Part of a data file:
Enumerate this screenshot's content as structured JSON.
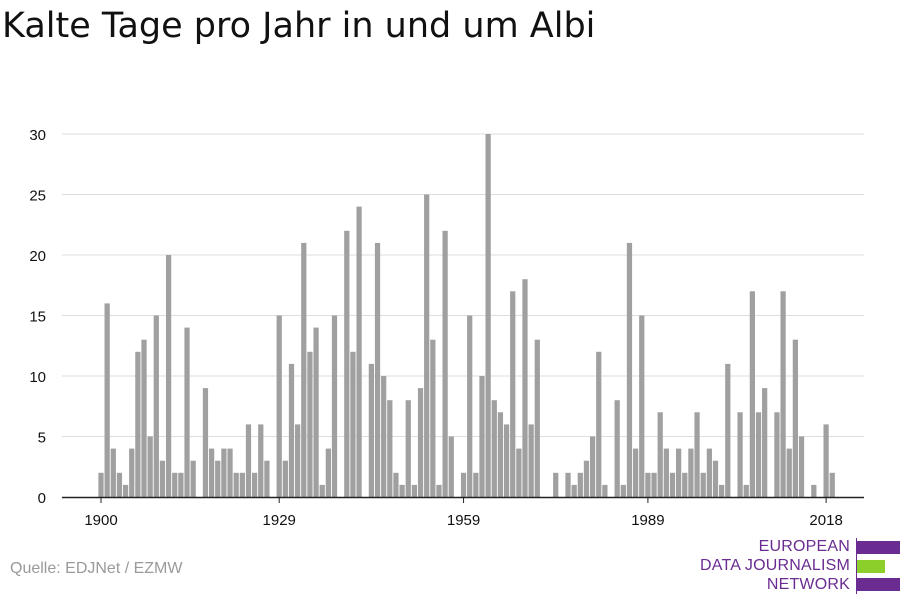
{
  "title": "Kalte Tage pro Jahr in und um Albi",
  "source": "Quelle: EDJNet / EZMW",
  "logo": {
    "lines": [
      "EUROPEAN",
      "DATA JOURNALISM",
      "NETWORK"
    ],
    "colors": {
      "purple": "#6a2c91",
      "green": "#8ccf2b"
    }
  },
  "colors": {
    "bar": "#a0a0a0",
    "grid": "#dddddd",
    "axis": "#222222",
    "text": "#111111"
  },
  "chart_data": {
    "type": "bar",
    "title": "Kalte Tage pro Jahr in und um Albi",
    "xlabel": "",
    "ylabel": "",
    "x": [
      1900,
      1901,
      1902,
      1903,
      1904,
      1905,
      1906,
      1907,
      1908,
      1909,
      1910,
      1911,
      1912,
      1913,
      1914,
      1915,
      1916,
      1917,
      1918,
      1919,
      1920,
      1921,
      1922,
      1923,
      1924,
      1925,
      1926,
      1927,
      1928,
      1929,
      1930,
      1931,
      1932,
      1933,
      1934,
      1935,
      1936,
      1937,
      1938,
      1939,
      1940,
      1941,
      1942,
      1943,
      1944,
      1945,
      1946,
      1947,
      1948,
      1949,
      1950,
      1951,
      1952,
      1953,
      1954,
      1955,
      1956,
      1957,
      1958,
      1959,
      1960,
      1961,
      1962,
      1963,
      1964,
      1965,
      1966,
      1967,
      1968,
      1969,
      1970,
      1971,
      1972,
      1973,
      1974,
      1975,
      1976,
      1977,
      1978,
      1979,
      1980,
      1981,
      1982,
      1983,
      1984,
      1985,
      1986,
      1987,
      1988,
      1989,
      1990,
      1991,
      1992,
      1993,
      1994,
      1995,
      1996,
      1997,
      1998,
      1999,
      2000,
      2001,
      2002,
      2003,
      2004,
      2005,
      2006,
      2007,
      2008,
      2009,
      2010,
      2011,
      2012,
      2013,
      2014,
      2015,
      2016,
      2017,
      2018,
      2019
    ],
    "values": [
      2,
      16,
      4,
      2,
      1,
      4,
      12,
      13,
      5,
      15,
      3,
      20,
      2,
      2,
      14,
      3,
      0,
      9,
      4,
      3,
      4,
      4,
      2,
      2,
      6,
      2,
      6,
      3,
      0,
      15,
      3,
      11,
      6,
      21,
      12,
      14,
      1,
      4,
      15,
      0,
      22,
      12,
      24,
      0,
      11,
      21,
      10,
      8,
      2,
      1,
      8,
      1,
      9,
      25,
      13,
      1,
      22,
      5,
      0,
      2,
      15,
      2,
      10,
      30,
      8,
      7,
      6,
      17,
      4,
      18,
      6,
      13,
      0,
      0,
      2,
      0,
      2,
      1,
      2,
      3,
      5,
      12,
      1,
      0,
      8,
      1,
      21,
      4,
      15,
      2,
      2,
      7,
      4,
      2,
      4,
      2,
      4,
      7,
      2,
      4,
      3,
      1,
      11,
      0,
      7,
      1,
      17,
      7,
      9,
      0,
      7,
      17,
      4,
      13,
      5,
      0,
      1,
      0,
      6,
      2
    ],
    "ylim": [
      0,
      30
    ],
    "yticks": [
      0,
      5,
      10,
      15,
      20,
      25,
      30
    ],
    "xticks": [
      1900,
      1929,
      1959,
      1989,
      2018
    ],
    "grid": true,
    "legend": "none"
  }
}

## [Required task]
Print out the lines exactly, skipping any picture.

## [Completed task]
Enumerate this screenshot's content as structured JSON.
{
  "title": "Kalte Tage pro Jahr in und um Albi",
  "source": "Quelle: EDJNet / EZMW",
  "logo": {
    "lines": [
      "EUROPEAN",
      "DATA JOURNALISM",
      "NETWORK"
    ],
    "colors": {
      "purple": "#6a2c91",
      "green": "#8ccf2b"
    }
  },
  "colors": {
    "bar": "#a0a0a0",
    "grid": "#dddddd",
    "axis": "#222222",
    "text": "#111111"
  },
  "chart_data": {
    "type": "bar",
    "title": "Kalte Tage pro Jahr in und um Albi",
    "xlabel": "",
    "ylabel": "",
    "x": [
      1900,
      1901,
      1902,
      1903,
      1904,
      1905,
      1906,
      1907,
      1908,
      1909,
      1910,
      1911,
      1912,
      1913,
      1914,
      1915,
      1916,
      1917,
      1918,
      1919,
      1920,
      1921,
      1922,
      1923,
      1924,
      1925,
      1926,
      1927,
      1928,
      1929,
      1930,
      1931,
      1932,
      1933,
      1934,
      1935,
      1936,
      1937,
      1938,
      1939,
      1940,
      1941,
      1942,
      1943,
      1944,
      1945,
      1946,
      1947,
      1948,
      1949,
      1950,
      1951,
      1952,
      1953,
      1954,
      1955,
      1956,
      1957,
      1958,
      1959,
      1960,
      1961,
      1962,
      1963,
      1964,
      1965,
      1966,
      1967,
      1968,
      1969,
      1970,
      1971,
      1972,
      1973,
      1974,
      1975,
      1976,
      1977,
      1978,
      1979,
      1980,
      1981,
      1982,
      1983,
      1984,
      1985,
      1986,
      1987,
      1988,
      1989,
      1990,
      1991,
      1992,
      1993,
      1994,
      1995,
      1996,
      1997,
      1998,
      1999,
      2000,
      2001,
      2002,
      2003,
      2004,
      2005,
      2006,
      2007,
      2008,
      2009,
      2010,
      2011,
      2012,
      2013,
      2014,
      2015,
      2016,
      2017,
      2018,
      2019
    ],
    "values": [
      2,
      16,
      4,
      2,
      1,
      4,
      12,
      13,
      5,
      15,
      3,
      20,
      2,
      2,
      14,
      3,
      0,
      9,
      4,
      3,
      4,
      4,
      2,
      2,
      6,
      2,
      6,
      3,
      0,
      15,
      3,
      11,
      6,
      21,
      12,
      14,
      1,
      4,
      15,
      0,
      22,
      12,
      24,
      0,
      11,
      21,
      10,
      8,
      2,
      1,
      8,
      1,
      9,
      25,
      13,
      1,
      22,
      5,
      0,
      2,
      15,
      2,
      10,
      30,
      8,
      7,
      6,
      17,
      4,
      18,
      6,
      13,
      0,
      0,
      2,
      0,
      2,
      1,
      2,
      3,
      5,
      12,
      1,
      0,
      8,
      1,
      21,
      4,
      15,
      2,
      2,
      7,
      4,
      2,
      4,
      2,
      4,
      7,
      2,
      4,
      3,
      1,
      11,
      0,
      7,
      1,
      17,
      7,
      9,
      0,
      7,
      17,
      4,
      13,
      5,
      0,
      1,
      0,
      6,
      2
    ],
    "ylim": [
      0,
      30
    ],
    "yticks": [
      0,
      5,
      10,
      15,
      20,
      25,
      30
    ],
    "xticks": [
      1900,
      1929,
      1959,
      1989,
      2018
    ],
    "grid": true,
    "legend": "none"
  }
}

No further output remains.